**WHAT THE EXERCISE ASKS**
List each line of the data that holds the string "horizontal".

**LISTED ENTRIES**
________________

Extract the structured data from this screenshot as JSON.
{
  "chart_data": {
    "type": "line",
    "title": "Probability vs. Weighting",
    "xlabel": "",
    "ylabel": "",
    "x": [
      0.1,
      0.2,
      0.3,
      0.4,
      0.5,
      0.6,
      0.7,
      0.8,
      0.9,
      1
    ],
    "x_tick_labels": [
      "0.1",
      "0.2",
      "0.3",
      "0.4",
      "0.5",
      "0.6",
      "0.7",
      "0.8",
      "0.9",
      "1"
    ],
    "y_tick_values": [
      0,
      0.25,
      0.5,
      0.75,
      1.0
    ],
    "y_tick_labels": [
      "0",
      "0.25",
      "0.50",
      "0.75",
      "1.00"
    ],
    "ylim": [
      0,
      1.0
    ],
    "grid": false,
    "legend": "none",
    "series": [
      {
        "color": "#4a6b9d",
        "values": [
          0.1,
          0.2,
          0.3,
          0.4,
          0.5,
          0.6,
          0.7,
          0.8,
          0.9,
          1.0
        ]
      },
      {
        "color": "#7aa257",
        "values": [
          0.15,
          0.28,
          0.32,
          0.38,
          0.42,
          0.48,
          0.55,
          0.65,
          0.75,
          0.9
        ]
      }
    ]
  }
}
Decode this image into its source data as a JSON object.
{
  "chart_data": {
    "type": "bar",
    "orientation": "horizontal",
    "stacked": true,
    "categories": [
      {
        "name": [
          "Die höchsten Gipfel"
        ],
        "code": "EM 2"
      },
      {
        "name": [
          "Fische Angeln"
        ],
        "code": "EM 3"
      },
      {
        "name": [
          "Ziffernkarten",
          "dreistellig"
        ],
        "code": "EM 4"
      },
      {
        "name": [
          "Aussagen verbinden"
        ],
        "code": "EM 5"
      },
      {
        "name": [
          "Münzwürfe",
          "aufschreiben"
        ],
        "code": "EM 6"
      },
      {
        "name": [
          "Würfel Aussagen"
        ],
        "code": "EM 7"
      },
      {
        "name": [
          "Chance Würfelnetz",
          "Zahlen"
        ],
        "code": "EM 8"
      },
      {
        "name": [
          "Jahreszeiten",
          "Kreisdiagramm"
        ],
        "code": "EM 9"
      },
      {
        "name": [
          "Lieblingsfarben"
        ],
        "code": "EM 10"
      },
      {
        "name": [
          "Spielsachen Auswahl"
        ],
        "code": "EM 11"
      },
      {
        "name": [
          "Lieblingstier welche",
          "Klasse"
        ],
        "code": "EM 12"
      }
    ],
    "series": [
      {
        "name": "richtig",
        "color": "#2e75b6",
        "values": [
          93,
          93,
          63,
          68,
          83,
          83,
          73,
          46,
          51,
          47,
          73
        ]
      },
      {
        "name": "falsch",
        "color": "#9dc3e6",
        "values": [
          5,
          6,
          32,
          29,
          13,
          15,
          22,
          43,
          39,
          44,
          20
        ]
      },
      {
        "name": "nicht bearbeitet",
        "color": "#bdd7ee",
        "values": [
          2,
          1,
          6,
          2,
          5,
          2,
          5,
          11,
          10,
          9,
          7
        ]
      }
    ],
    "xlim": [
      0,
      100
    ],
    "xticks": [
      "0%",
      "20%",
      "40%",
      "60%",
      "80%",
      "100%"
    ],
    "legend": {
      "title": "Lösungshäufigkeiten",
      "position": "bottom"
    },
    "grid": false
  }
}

________________

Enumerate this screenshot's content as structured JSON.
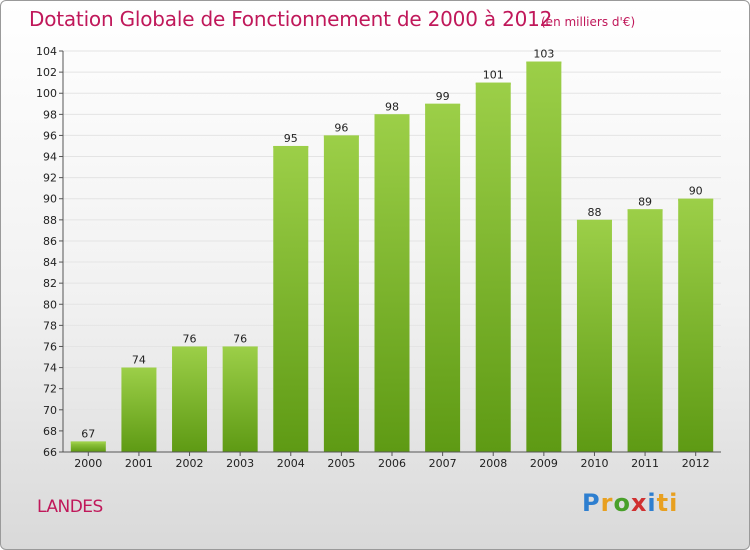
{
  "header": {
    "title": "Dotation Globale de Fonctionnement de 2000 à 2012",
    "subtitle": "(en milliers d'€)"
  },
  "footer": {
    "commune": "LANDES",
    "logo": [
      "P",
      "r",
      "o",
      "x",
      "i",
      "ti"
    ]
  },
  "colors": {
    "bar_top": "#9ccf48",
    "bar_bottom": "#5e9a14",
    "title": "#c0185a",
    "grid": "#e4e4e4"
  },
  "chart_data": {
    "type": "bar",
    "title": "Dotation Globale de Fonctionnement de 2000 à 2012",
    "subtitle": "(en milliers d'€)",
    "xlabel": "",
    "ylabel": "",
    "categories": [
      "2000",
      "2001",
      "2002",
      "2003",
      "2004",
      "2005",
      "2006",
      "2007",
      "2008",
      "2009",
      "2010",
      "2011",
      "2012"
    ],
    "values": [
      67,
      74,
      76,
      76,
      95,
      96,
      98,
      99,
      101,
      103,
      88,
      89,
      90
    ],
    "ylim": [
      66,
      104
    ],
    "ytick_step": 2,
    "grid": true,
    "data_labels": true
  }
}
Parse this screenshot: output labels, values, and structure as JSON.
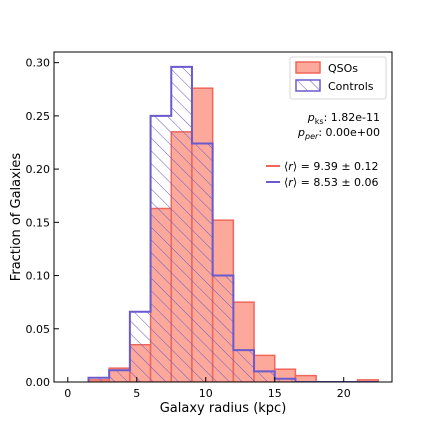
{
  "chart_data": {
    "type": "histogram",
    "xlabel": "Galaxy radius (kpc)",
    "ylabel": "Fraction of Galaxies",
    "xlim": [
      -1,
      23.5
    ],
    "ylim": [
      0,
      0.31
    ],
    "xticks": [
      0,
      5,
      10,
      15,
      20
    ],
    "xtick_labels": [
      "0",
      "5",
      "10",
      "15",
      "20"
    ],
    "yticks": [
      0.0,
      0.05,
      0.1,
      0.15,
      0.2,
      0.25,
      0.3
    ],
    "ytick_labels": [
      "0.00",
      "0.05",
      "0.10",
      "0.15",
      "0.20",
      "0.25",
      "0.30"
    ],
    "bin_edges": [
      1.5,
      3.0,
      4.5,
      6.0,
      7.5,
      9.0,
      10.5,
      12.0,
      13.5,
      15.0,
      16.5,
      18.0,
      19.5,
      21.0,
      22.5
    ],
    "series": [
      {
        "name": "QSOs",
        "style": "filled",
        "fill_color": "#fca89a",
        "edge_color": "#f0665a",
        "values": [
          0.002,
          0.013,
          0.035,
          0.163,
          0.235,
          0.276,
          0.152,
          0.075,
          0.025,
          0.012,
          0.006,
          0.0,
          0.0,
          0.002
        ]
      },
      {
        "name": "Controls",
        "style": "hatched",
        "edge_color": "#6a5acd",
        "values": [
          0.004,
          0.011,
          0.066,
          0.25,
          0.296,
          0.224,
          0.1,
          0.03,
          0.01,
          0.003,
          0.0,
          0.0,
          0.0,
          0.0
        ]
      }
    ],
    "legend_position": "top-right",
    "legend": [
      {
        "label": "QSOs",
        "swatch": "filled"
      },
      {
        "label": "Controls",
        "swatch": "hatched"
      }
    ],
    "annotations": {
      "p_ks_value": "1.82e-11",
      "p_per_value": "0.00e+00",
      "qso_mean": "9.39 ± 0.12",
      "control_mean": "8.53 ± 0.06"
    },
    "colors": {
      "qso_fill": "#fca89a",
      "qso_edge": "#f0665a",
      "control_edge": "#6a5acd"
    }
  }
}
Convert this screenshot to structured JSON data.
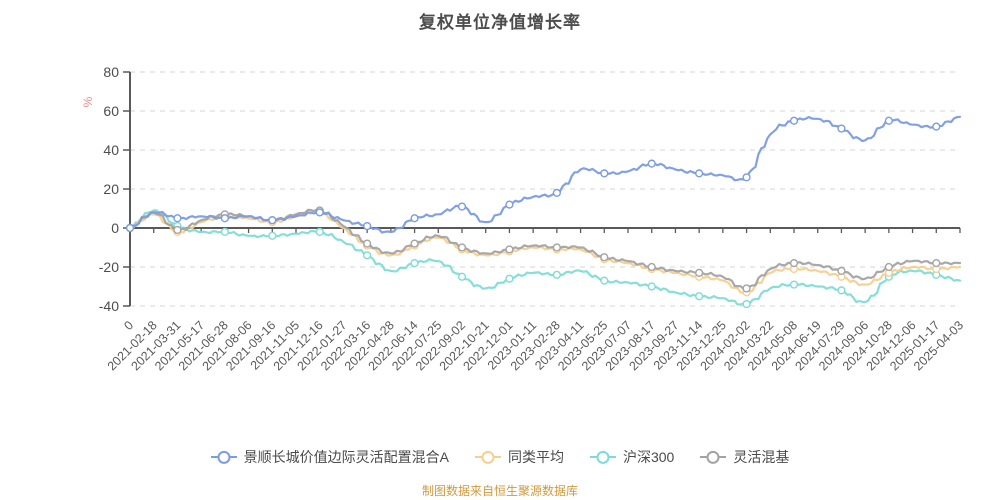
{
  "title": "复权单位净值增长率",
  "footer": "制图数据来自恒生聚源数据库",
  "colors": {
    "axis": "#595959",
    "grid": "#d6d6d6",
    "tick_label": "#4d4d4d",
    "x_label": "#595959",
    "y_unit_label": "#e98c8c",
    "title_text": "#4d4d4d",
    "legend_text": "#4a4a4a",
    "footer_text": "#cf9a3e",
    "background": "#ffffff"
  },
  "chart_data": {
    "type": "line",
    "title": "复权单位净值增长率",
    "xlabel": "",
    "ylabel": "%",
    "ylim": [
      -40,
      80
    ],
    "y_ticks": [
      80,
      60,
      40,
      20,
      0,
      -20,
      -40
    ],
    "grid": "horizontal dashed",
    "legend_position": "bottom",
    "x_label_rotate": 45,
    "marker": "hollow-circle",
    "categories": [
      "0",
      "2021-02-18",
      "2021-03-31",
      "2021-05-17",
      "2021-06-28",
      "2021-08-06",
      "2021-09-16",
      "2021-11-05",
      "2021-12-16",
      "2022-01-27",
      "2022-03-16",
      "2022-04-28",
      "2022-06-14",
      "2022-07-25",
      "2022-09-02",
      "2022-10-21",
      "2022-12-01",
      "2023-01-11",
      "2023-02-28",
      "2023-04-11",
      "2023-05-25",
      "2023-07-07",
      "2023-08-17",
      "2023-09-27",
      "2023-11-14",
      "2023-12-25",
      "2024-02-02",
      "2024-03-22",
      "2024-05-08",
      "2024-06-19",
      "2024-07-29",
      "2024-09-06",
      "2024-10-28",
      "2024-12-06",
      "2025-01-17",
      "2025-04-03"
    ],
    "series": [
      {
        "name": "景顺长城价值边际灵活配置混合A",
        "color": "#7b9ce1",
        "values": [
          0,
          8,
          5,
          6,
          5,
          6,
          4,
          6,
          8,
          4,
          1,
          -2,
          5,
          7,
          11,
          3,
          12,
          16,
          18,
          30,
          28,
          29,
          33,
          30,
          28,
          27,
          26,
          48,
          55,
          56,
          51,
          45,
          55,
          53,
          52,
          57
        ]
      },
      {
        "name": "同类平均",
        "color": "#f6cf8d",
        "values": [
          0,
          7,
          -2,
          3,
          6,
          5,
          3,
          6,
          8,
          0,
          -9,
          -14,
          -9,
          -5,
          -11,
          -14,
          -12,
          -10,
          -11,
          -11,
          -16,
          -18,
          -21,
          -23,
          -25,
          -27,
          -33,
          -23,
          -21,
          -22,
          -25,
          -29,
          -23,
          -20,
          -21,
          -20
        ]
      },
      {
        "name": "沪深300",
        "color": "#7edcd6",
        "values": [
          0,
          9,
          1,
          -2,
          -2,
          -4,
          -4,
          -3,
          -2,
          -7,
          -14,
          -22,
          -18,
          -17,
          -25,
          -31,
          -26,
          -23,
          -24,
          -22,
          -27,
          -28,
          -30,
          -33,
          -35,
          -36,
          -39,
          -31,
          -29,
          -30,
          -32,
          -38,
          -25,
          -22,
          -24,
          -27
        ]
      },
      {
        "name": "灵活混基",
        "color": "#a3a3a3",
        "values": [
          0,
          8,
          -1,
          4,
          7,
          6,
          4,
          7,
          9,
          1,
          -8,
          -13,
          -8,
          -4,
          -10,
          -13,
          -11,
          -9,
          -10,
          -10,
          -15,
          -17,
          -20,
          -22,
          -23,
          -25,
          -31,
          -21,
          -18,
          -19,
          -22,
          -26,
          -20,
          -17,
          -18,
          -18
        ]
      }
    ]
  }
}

________________

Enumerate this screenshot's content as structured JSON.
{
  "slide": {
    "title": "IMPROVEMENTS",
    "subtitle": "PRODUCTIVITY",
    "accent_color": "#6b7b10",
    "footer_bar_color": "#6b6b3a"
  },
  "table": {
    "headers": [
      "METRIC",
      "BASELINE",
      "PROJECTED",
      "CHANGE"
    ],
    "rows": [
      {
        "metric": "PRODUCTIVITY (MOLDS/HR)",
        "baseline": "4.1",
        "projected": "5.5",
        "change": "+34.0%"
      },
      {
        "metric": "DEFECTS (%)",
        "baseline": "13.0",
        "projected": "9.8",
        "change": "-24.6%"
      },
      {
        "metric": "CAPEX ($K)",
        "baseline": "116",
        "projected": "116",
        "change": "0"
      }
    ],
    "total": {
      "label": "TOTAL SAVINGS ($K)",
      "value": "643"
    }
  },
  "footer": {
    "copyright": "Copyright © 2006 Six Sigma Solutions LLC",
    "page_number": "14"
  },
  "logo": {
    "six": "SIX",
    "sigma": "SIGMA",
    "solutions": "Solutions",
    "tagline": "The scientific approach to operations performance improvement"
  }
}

________________

**EXPECTED ANSWER**
    "orientation": "horizontal",
    "grid": "horizontal dashed",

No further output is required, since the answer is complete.